Job Engine jobs are prioritized on a scale of one to ten, with a lower value signifying a higher priority. This prioritization is similar in concept to the UNIX scheduling utility nice.
Higher-priority jobs always cause lower-priority jobs to be paused. If a job is paused, it is returned to the back of the Job Engine priority queue. When the job reaches the front of the priority queue again, it resumes from where it left off. If the system schedules two jobs of the same type and priority level to run simultaneously, the job that was queued first runs first.
Priority takes effect when two or more queued jobs belong to the same exclusion set, or when, if exclusion sets are not a factor, four or more jobs are queued. The fourth queued job may be paused if it has a lower priority than the three other running jobs.
In contrast to priority, job impact policy only applies once a job is running and determines the amount of resources a job can use across the cluster. As such, a job’s priority and impact policy are orthogonal to one another.
The FlexProtect, FlexProtectLIN, and IntegrityScan jobs have the highest Job Engine priority level of 1, by default. Of these jobs, the FlexProtect jobs, having the core role of reprotecting data, are the most important.
All Job Engine job priorities are configurable by the cluster administrator. The default priority settings are strongly recommended, particularly for the highest-priority jobs.
Figure 5. Job impact and priority configuration in the OneFS WebUI
In OneFS 8.2 and later, jobs are no longer paused if there is only one temporarily unavailable device in each disk pool.

------

**The problem**:
Answer these three questions using the Job Engine priority text above.
1. On the one-to-ten priority scale, does a lower or a higher value signify a higher priority?
2. Which jobs have the Job Engine priority level of 1 by default?
3. What happens to a paused job when it reaches the front of the priority queue again?

**Data for analysis**:
------

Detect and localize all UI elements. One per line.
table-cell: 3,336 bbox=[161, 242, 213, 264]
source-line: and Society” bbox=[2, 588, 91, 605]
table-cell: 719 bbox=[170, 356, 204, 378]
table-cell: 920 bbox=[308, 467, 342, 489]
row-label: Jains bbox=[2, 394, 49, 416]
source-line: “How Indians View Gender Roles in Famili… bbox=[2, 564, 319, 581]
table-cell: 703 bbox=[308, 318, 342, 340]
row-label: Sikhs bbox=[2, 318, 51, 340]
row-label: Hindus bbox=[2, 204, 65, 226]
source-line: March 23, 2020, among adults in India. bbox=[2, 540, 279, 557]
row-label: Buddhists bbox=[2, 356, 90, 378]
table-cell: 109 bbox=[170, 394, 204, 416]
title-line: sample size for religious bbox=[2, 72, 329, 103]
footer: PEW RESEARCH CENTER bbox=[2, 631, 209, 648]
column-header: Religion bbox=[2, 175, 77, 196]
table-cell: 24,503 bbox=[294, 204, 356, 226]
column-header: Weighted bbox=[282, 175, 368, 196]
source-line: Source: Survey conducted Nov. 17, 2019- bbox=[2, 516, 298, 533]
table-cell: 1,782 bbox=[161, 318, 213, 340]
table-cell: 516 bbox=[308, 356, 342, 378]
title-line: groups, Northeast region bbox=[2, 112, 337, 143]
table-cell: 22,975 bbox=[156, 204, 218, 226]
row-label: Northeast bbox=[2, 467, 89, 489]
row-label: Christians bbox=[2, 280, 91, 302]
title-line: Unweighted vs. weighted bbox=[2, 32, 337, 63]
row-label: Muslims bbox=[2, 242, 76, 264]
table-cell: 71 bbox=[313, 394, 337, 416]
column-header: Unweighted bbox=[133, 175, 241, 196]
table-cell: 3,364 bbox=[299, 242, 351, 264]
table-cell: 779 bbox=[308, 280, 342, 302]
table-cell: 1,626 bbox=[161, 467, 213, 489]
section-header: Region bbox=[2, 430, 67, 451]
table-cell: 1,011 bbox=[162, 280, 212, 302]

------

**Solution below**:
1. A lower value signifies a higher priority.
2. FlexProtect, FlexProtectLIN, and IntegrityScan.
3. It resumes from where it left off.